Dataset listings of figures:
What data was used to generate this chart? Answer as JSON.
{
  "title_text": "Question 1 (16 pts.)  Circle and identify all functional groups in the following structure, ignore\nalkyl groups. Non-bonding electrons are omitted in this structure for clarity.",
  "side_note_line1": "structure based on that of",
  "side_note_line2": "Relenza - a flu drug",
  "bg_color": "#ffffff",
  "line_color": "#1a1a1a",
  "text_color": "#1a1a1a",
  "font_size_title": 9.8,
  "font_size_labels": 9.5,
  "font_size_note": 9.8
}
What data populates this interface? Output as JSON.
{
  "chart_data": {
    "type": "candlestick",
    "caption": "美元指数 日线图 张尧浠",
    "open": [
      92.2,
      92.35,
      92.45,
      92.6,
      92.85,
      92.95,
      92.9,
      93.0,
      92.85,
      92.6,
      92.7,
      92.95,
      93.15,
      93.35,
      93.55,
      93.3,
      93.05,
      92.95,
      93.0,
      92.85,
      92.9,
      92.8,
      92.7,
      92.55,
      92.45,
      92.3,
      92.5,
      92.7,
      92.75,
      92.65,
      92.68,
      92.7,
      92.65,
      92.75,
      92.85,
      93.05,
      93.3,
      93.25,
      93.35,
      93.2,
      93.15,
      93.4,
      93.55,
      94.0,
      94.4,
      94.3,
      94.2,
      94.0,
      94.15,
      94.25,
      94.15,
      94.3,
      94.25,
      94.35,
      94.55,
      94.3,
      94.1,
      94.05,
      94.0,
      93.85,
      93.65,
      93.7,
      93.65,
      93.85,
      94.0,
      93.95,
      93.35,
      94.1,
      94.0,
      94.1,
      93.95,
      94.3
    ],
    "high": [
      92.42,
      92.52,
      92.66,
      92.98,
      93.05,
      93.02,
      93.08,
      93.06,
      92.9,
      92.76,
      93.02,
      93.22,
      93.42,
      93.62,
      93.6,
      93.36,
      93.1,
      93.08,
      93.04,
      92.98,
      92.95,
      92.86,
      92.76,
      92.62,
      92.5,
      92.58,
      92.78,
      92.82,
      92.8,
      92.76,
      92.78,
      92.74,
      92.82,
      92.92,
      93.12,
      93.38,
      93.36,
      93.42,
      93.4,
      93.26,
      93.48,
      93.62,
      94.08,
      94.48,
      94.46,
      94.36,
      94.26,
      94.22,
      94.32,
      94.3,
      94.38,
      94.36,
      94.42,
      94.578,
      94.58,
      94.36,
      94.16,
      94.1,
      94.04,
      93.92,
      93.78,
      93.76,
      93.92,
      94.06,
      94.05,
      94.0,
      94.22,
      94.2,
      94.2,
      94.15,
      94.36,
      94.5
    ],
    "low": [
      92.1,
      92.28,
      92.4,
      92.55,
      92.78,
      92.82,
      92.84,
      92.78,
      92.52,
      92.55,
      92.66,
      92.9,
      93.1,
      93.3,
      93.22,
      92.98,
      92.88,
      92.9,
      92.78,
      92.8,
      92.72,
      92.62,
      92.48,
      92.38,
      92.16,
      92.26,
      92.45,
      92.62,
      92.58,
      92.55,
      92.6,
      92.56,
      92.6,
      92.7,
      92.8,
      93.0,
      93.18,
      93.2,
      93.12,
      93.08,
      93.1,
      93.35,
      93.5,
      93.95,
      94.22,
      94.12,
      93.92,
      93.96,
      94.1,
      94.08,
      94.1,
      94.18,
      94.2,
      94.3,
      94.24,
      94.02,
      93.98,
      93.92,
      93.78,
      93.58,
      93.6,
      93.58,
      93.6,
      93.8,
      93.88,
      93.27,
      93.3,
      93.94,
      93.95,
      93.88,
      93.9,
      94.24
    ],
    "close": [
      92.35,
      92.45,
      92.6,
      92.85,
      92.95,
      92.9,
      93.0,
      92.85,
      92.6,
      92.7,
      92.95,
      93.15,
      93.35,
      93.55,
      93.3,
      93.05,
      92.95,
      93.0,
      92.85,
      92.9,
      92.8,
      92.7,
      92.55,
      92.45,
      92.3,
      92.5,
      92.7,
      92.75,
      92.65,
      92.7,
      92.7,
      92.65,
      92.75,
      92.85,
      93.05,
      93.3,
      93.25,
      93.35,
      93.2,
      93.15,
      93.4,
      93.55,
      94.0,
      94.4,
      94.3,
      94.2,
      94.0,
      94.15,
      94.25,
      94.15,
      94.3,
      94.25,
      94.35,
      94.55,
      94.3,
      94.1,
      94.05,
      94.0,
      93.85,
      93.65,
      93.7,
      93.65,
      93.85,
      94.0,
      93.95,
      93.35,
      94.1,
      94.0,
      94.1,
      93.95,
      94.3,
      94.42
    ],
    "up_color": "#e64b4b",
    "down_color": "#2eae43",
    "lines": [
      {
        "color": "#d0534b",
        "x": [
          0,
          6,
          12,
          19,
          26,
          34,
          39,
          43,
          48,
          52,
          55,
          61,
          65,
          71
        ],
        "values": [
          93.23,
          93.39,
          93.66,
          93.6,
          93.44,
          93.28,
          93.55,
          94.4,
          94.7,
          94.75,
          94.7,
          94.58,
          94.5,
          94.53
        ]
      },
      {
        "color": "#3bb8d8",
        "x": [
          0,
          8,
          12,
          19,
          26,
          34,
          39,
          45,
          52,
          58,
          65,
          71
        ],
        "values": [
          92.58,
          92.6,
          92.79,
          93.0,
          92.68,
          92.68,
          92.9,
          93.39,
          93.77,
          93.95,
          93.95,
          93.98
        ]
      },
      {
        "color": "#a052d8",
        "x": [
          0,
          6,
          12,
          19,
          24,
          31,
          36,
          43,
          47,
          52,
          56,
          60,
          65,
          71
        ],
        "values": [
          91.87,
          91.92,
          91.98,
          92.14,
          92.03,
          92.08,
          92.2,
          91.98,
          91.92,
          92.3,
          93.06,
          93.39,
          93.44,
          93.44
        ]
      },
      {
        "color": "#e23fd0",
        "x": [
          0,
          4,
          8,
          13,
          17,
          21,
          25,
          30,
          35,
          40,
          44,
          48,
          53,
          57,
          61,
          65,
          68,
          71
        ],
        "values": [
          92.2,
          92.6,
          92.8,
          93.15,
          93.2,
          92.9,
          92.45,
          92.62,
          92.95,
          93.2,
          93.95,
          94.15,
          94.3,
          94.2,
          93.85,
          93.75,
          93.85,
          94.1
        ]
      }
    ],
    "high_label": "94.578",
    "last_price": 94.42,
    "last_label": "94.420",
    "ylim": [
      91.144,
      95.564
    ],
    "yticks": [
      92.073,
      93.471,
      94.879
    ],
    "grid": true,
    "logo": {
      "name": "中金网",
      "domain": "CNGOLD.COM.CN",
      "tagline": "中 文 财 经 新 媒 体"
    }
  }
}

Exercise task:
Check every line of the listing for the string "this" and report how many lines have it, as a number alone.

Worked answer:
3